### Material

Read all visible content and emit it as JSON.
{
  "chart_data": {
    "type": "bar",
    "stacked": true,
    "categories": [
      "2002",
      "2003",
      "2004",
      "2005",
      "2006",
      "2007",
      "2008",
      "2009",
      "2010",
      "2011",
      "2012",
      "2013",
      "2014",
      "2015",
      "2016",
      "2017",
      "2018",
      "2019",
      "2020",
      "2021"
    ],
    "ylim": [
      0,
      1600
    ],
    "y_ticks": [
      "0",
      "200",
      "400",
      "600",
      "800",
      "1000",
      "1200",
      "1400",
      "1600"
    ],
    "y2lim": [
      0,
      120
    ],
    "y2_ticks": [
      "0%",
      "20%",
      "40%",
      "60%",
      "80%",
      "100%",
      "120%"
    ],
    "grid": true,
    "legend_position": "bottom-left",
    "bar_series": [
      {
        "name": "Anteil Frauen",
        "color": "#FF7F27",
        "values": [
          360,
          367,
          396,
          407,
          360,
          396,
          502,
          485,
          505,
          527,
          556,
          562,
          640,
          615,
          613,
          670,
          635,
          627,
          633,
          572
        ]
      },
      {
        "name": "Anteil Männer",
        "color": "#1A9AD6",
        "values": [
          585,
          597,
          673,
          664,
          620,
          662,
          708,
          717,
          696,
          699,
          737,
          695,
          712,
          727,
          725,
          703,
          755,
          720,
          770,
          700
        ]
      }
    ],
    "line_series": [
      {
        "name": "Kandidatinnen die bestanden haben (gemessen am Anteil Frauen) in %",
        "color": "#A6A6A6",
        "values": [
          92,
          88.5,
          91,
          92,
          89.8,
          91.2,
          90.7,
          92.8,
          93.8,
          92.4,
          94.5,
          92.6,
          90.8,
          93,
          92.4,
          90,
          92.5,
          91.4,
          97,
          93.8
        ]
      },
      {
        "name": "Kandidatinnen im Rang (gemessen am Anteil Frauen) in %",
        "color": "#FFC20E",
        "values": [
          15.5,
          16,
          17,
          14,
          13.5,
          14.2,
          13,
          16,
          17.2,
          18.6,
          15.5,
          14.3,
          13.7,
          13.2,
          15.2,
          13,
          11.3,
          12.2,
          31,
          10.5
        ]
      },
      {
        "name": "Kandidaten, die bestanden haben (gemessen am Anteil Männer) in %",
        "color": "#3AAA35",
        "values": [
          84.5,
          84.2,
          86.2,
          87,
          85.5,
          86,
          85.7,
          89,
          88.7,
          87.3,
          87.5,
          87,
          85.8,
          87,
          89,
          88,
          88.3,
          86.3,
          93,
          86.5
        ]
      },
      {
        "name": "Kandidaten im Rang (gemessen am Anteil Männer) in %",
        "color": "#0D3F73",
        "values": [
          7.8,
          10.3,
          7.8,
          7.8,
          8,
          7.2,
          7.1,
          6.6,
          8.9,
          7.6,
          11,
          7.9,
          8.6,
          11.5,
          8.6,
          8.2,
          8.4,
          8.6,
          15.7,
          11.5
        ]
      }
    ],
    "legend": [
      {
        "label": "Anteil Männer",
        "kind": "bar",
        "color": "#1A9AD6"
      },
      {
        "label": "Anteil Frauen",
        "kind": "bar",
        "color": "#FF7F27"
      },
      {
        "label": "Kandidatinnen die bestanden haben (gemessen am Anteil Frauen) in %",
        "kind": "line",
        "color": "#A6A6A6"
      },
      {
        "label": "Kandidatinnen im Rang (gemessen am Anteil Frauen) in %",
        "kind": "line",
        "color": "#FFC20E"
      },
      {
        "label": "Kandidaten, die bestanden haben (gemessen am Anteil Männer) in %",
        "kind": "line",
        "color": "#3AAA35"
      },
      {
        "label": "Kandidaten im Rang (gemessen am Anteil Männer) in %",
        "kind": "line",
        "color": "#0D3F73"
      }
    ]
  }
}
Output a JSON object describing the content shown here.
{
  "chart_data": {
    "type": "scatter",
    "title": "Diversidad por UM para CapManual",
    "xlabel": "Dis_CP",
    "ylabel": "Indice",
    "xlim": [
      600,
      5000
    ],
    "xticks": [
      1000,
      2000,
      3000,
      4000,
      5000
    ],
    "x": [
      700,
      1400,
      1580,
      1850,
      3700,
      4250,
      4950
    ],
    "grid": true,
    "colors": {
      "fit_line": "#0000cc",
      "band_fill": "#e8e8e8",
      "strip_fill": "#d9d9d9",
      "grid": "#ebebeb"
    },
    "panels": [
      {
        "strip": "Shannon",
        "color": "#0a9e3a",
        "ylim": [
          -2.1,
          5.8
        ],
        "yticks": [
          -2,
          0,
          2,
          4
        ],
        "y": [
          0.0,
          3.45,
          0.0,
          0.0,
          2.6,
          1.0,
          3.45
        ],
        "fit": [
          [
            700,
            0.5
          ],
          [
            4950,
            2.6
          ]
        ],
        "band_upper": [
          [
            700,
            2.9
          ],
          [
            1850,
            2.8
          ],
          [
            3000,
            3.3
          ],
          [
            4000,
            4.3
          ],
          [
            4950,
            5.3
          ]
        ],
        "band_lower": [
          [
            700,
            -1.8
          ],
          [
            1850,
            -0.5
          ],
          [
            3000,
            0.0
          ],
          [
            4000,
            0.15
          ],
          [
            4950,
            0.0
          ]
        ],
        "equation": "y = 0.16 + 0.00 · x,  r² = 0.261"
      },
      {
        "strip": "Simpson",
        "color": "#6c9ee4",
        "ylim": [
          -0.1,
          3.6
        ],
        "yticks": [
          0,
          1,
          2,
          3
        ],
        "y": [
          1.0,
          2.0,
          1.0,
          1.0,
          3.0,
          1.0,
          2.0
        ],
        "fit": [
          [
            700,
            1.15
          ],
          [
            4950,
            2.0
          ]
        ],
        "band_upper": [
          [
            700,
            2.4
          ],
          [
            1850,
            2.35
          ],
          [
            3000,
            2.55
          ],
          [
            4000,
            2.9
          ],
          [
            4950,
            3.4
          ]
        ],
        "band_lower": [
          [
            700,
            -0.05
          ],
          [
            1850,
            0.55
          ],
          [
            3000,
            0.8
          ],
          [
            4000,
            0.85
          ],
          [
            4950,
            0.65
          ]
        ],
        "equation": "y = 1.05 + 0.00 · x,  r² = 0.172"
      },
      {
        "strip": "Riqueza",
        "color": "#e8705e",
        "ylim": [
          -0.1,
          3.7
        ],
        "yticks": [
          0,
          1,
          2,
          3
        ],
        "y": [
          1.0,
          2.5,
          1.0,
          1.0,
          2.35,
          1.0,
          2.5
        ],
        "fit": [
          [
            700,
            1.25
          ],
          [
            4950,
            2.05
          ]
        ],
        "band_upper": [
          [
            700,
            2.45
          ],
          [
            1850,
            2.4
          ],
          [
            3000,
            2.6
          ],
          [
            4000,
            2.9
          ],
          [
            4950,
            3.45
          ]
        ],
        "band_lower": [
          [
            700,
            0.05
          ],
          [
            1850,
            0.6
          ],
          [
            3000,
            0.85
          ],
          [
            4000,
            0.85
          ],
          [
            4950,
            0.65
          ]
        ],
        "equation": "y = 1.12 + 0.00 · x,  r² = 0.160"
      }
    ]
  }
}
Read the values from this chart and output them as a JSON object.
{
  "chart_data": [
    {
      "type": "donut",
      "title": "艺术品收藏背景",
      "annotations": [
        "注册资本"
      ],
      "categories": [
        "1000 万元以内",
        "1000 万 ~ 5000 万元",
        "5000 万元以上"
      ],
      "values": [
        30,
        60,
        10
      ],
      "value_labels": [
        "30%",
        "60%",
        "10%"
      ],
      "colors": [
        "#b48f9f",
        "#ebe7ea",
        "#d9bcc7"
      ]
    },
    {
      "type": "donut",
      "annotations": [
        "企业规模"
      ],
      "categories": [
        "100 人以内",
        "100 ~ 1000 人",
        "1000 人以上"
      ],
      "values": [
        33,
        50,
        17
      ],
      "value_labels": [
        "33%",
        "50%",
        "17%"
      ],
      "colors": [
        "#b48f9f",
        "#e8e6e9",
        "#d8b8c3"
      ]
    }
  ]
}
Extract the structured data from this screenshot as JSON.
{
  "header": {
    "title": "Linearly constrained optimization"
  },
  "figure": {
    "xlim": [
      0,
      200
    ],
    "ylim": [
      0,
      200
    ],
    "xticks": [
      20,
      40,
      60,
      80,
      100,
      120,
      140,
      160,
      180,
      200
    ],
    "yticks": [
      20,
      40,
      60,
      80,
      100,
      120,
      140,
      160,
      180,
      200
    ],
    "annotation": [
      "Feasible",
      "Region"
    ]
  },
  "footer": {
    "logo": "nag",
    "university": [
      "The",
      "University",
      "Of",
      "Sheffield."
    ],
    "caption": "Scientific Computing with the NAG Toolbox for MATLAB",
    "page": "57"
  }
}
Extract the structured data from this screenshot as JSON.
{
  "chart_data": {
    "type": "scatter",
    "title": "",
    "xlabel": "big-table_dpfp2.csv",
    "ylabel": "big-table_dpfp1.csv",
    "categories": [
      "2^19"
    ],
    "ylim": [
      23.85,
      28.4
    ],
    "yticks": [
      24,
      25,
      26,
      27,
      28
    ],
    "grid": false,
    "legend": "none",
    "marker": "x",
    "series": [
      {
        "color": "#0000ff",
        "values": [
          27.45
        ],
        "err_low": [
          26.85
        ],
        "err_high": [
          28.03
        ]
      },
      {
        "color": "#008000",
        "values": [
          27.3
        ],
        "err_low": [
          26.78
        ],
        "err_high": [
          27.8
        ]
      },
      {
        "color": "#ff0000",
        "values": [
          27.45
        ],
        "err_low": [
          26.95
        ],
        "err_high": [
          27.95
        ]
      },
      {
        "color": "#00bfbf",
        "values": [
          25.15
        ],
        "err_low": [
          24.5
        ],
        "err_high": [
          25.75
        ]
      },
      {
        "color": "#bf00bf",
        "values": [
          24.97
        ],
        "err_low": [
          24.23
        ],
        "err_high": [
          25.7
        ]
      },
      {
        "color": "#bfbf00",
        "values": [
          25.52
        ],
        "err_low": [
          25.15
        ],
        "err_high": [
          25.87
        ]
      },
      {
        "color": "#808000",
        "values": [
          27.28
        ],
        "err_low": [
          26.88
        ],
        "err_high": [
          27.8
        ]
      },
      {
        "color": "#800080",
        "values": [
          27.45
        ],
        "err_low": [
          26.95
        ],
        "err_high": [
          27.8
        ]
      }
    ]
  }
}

### Exercise
Only the number is wanted: how many lines above include the word "gemessen"?

### Complete output
8